PROBLEM DETAILS
In the material below, identify each line bearing the word "reviews". Reproduce those lines.

TASK MATERIAL
□ □ □

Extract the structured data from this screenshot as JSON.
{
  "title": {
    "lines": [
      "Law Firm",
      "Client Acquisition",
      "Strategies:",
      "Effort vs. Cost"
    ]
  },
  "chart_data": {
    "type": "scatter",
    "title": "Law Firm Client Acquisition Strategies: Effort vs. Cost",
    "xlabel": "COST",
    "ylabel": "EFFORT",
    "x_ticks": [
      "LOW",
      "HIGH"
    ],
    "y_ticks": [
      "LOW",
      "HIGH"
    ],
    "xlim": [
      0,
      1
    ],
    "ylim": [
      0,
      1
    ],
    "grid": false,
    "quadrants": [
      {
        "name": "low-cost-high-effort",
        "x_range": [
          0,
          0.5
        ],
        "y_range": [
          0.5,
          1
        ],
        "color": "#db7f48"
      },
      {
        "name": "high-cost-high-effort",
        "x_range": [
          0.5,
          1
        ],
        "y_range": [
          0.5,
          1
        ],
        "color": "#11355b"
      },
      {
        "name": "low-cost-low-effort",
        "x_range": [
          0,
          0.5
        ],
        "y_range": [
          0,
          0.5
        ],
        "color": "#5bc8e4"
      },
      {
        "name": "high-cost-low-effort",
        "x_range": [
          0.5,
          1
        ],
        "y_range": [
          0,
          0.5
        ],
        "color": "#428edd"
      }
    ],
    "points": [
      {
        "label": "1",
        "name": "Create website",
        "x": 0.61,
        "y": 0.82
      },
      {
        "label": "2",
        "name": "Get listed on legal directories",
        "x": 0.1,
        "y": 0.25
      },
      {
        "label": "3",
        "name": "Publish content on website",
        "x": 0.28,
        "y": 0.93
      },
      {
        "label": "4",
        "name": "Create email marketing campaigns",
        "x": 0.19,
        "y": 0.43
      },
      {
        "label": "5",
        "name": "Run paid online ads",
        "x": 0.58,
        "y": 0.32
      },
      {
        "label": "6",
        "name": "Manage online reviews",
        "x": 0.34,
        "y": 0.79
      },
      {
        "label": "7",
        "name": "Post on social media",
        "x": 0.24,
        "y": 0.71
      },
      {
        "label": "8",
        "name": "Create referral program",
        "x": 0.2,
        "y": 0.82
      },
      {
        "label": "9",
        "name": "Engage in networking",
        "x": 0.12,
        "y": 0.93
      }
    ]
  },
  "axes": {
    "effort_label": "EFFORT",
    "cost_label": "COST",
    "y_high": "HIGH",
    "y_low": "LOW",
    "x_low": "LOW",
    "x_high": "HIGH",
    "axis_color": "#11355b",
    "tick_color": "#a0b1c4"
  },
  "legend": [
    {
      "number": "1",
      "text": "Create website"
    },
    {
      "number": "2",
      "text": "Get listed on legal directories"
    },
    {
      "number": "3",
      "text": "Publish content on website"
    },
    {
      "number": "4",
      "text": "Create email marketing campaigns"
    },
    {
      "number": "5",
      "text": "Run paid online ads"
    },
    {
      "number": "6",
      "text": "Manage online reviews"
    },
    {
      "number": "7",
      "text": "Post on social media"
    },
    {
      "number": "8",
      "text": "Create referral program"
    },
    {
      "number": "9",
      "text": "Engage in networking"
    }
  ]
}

□ □ □

THE REPLY
        "name": "Manage online reviews",
      "text": "Manage online reviews"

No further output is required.